PROMPT: Search the material below for the string "true" and list each line that holds it.

::::::::

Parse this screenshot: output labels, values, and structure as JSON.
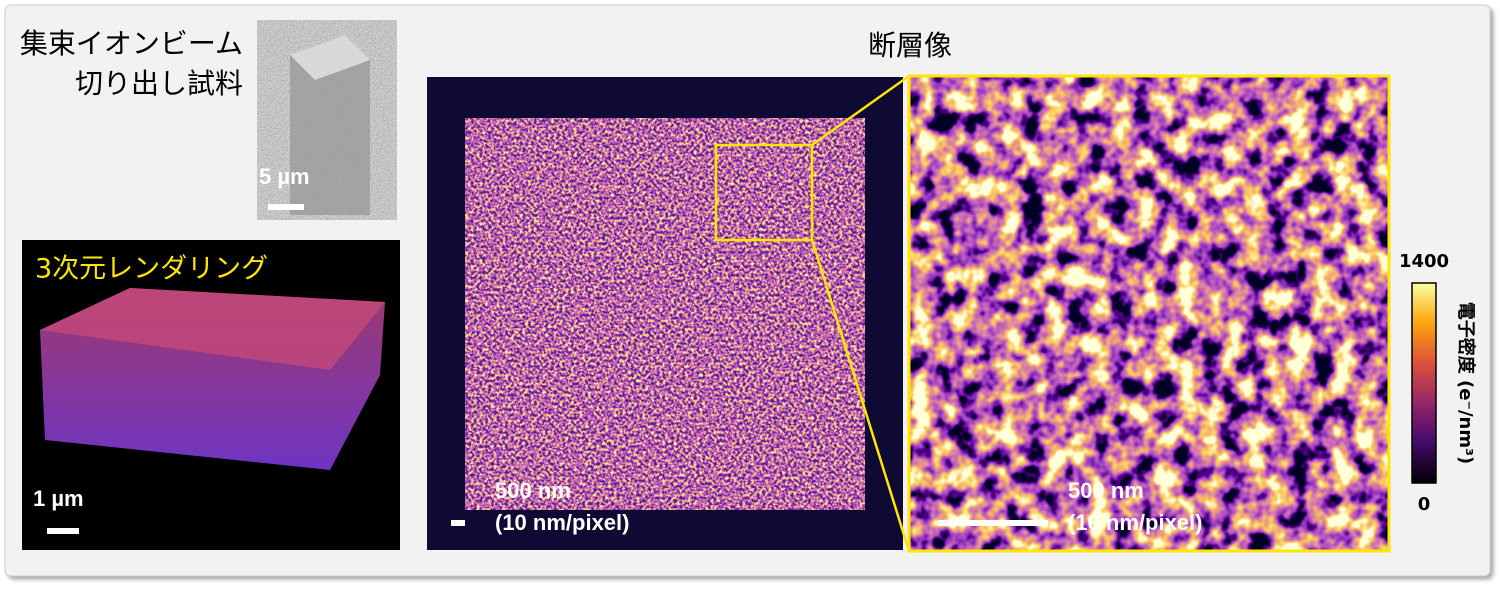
{
  "fib_sample": {
    "title_lines": [
      "集束イオンビーム",
      "切り出し試料"
    ],
    "scale_bar": "5 µm"
  },
  "rendering": {
    "title": "3次元レンダリング",
    "scale_bar": "1 µm"
  },
  "tomogram": {
    "title": "断層像",
    "overview": {
      "scale_bar": "500 nm",
      "resolution": "(10 nm/pixel)"
    },
    "zoom": {
      "scale_bar": "500 nm",
      "resolution": "(10 nm/pixel)"
    }
  },
  "colorbar": {
    "label": "電子密度 (e⁻/nm³)",
    "lim": [
      0,
      1400
    ],
    "ticks": [
      0,
      1400
    ]
  }
}
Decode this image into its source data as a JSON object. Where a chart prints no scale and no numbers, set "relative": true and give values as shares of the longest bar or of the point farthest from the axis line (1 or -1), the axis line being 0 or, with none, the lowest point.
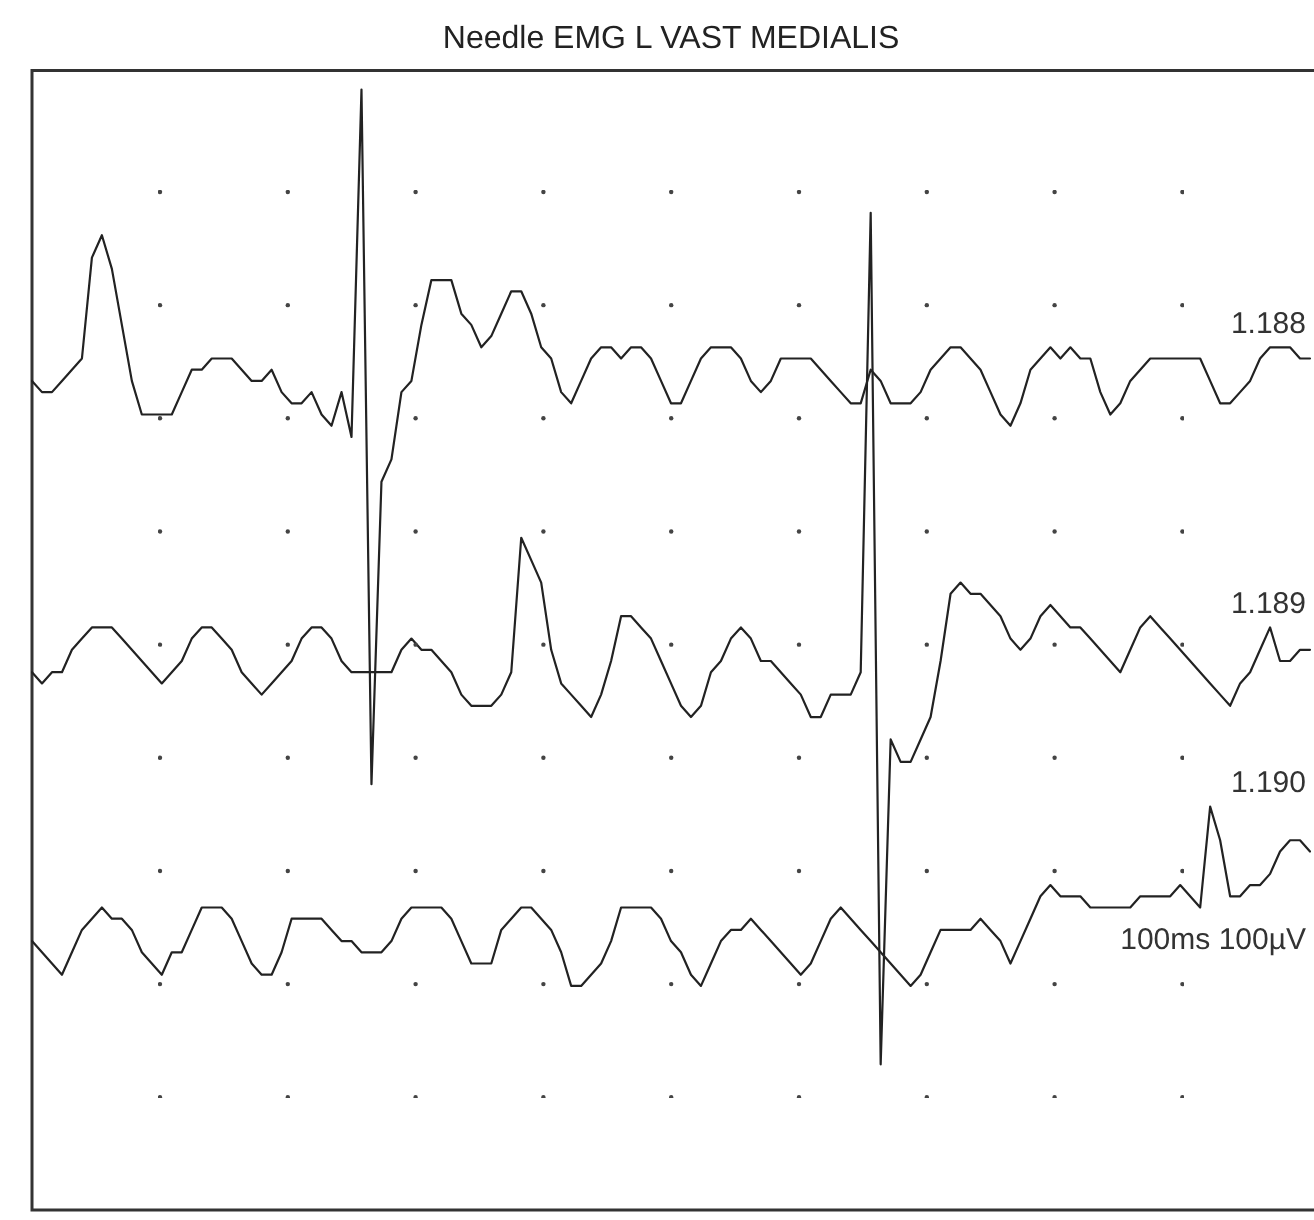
{
  "chart_data": {
    "type": "line",
    "title": "Needle EMG L VAST MEDIALIS",
    "relative": true,
    "legend": false,
    "marker": "none",
    "line_style": "solid",
    "categories": [
      null,
      null,
      null,
      null,
      null,
      null,
      null,
      null,
      null,
      null,
      null,
      null,
      null,
      null,
      null,
      null,
      null,
      null,
      null,
      null,
      null,
      null,
      null,
      null,
      null,
      null,
      null,
      null,
      null,
      null,
      null,
      null,
      null,
      null,
      null,
      null,
      null,
      null,
      null,
      null,
      null,
      null,
      null,
      null,
      null,
      null,
      null,
      null,
      null,
      null,
      null,
      null,
      null,
      null,
      null,
      null,
      null,
      null,
      null,
      null,
      null,
      null,
      null,
      null,
      null,
      null,
      null,
      null,
      null,
      null,
      null,
      null,
      null,
      null,
      null,
      null,
      null,
      null,
      null,
      null,
      null,
      null,
      null,
      null,
      null,
      null,
      null,
      null,
      null,
      null,
      null,
      null,
      null,
      null,
      null,
      null,
      null,
      null,
      null,
      null,
      null,
      null,
      null,
      null,
      null,
      null,
      null,
      null,
      null,
      null,
      null,
      null,
      null,
      null,
      null,
      null,
      null,
      null,
      null,
      null,
      null,
      null,
      null,
      null,
      null,
      null,
      null,
      null,
      null
    ],
    "series": [
      {
        "color": "#222222",
        "values": [
          0.74,
          0.73,
          0.73,
          0.74,
          0.75,
          0.76,
          0.85,
          0.87,
          0.84,
          0.79,
          0.74,
          0.71,
          0.71,
          0.71,
          0.71,
          0.73,
          0.75,
          0.75,
          0.76,
          0.76,
          0.76,
          0.75,
          0.74,
          0.74,
          0.75,
          0.73,
          0.72,
          0.72,
          0.73,
          0.71,
          0.7,
          0.73,
          0.69,
          1.0,
          0.38,
          0.65,
          0.67,
          0.73,
          0.74,
          0.79,
          0.83,
          0.83,
          0.83,
          0.8,
          0.79,
          0.77,
          0.78,
          0.8,
          0.82,
          0.82,
          0.8,
          0.77,
          0.76,
          0.73,
          0.72,
          0.74,
          0.76,
          0.77,
          0.77,
          0.76,
          0.77,
          0.77,
          0.76,
          0.74,
          0.72,
          0.72,
          0.74,
          0.76,
          0.77,
          0.77,
          0.77,
          0.76,
          0.74,
          0.73,
          0.74,
          0.76,
          0.76,
          0.76,
          0.76,
          0.75,
          0.74,
          0.73,
          0.72,
          0.72,
          0.75,
          0.74,
          0.72,
          0.72,
          0.72,
          0.73,
          0.75,
          0.76,
          0.77,
          0.77,
          0.76,
          0.75,
          0.73,
          0.71,
          0.7,
          0.72,
          0.75,
          0.76,
          0.77,
          0.76,
          0.77,
          0.76,
          0.76,
          0.73,
          0.71,
          0.72,
          0.74,
          0.75,
          0.76,
          0.76,
          0.76,
          0.76,
          0.76,
          0.76,
          0.74,
          0.72,
          0.72,
          0.73,
          0.74,
          0.76,
          0.77,
          0.77,
          0.77,
          0.76,
          0.76
        ]
      },
      {
        "color": "#222222",
        "values": [
          0.48,
          0.47,
          0.48,
          0.48,
          0.5,
          0.51,
          0.52,
          0.52,
          0.52,
          0.51,
          0.5,
          0.49,
          0.48,
          0.47,
          0.48,
          0.49,
          0.51,
          0.52,
          0.52,
          0.51,
          0.5,
          0.48,
          0.47,
          0.46,
          0.47,
          0.48,
          0.49,
          0.51,
          0.52,
          0.52,
          0.51,
          0.49,
          0.48,
          0.48,
          0.48,
          0.48,
          0.48,
          0.5,
          0.51,
          0.5,
          0.5,
          0.49,
          0.48,
          0.46,
          0.45,
          0.45,
          0.45,
          0.46,
          0.48,
          0.6,
          0.58,
          0.56,
          0.5,
          0.47,
          0.46,
          0.45,
          0.44,
          0.46,
          0.49,
          0.53,
          0.53,
          0.52,
          0.51,
          0.49,
          0.47,
          0.45,
          0.44,
          0.45,
          0.48,
          0.49,
          0.51,
          0.52,
          0.51,
          0.49,
          0.49,
          0.48,
          0.47,
          0.46,
          0.44,
          0.44,
          0.46,
          0.46,
          0.46,
          0.48,
          0.89,
          0.13,
          0.42,
          0.4,
          0.4,
          0.42,
          0.44,
          0.49,
          0.55,
          0.56,
          0.55,
          0.55,
          0.54,
          0.53,
          0.51,
          0.5,
          0.51,
          0.53,
          0.54,
          0.53,
          0.52,
          0.52,
          0.51,
          0.5,
          0.49,
          0.48,
          0.5,
          0.52,
          0.53,
          0.52,
          0.51,
          0.5,
          0.49,
          0.48,
          0.47,
          0.46,
          0.45,
          0.47,
          0.48,
          0.5,
          0.52,
          0.49,
          0.49,
          0.5,
          0.5
        ]
      },
      {
        "color": "#222222",
        "values": [
          0.24,
          0.23,
          0.22,
          0.21,
          0.23,
          0.25,
          0.26,
          0.27,
          0.26,
          0.26,
          0.25,
          0.23,
          0.22,
          0.21,
          0.23,
          0.23,
          0.25,
          0.27,
          0.27,
          0.27,
          0.26,
          0.24,
          0.22,
          0.21,
          0.21,
          0.23,
          0.26,
          0.26,
          0.26,
          0.26,
          0.25,
          0.24,
          0.24,
          0.23,
          0.23,
          0.23,
          0.24,
          0.26,
          0.27,
          0.27,
          0.27,
          0.27,
          0.26,
          0.24,
          0.22,
          0.22,
          0.22,
          0.25,
          0.26,
          0.27,
          0.27,
          0.26,
          0.25,
          0.23,
          0.2,
          0.2,
          0.21,
          0.22,
          0.24,
          0.27,
          0.27,
          0.27,
          0.27,
          0.26,
          0.24,
          0.23,
          0.21,
          0.2,
          0.22,
          0.24,
          0.25,
          0.25,
          0.26,
          0.25,
          0.24,
          0.23,
          0.22,
          0.21,
          0.22,
          0.24,
          0.26,
          0.27,
          0.26,
          0.25,
          0.24,
          0.23,
          0.22,
          0.21,
          0.2,
          0.21,
          0.23,
          0.25,
          0.25,
          0.25,
          0.25,
          0.26,
          0.25,
          0.24,
          0.22,
          0.24,
          0.26,
          0.28,
          0.29,
          0.28,
          0.28,
          0.28,
          0.27,
          0.27,
          0.27,
          0.27,
          0.27,
          0.28,
          0.28,
          0.28,
          0.28,
          0.29,
          0.28,
          0.27,
          0.36,
          0.33,
          0.28,
          0.28,
          0.29,
          0.29,
          0.3,
          0.32,
          0.33,
          0.33,
          0.32
        ]
      }
    ],
    "annotations": [
      "1.188",
      "1.189",
      "1.190",
      "100ms 100µV"
    ]
  }
}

::::::::

SOLUTION TO THIS TASK:
Decode this image into its source data as a JSON object. Where a chart prints no scale and no numbers, set "relative": true and give values as shares of the longest bar or of the point farthest from the axis line (1 or -1), the axis line being 0 or, with none, the lowest point.
    "relative": true,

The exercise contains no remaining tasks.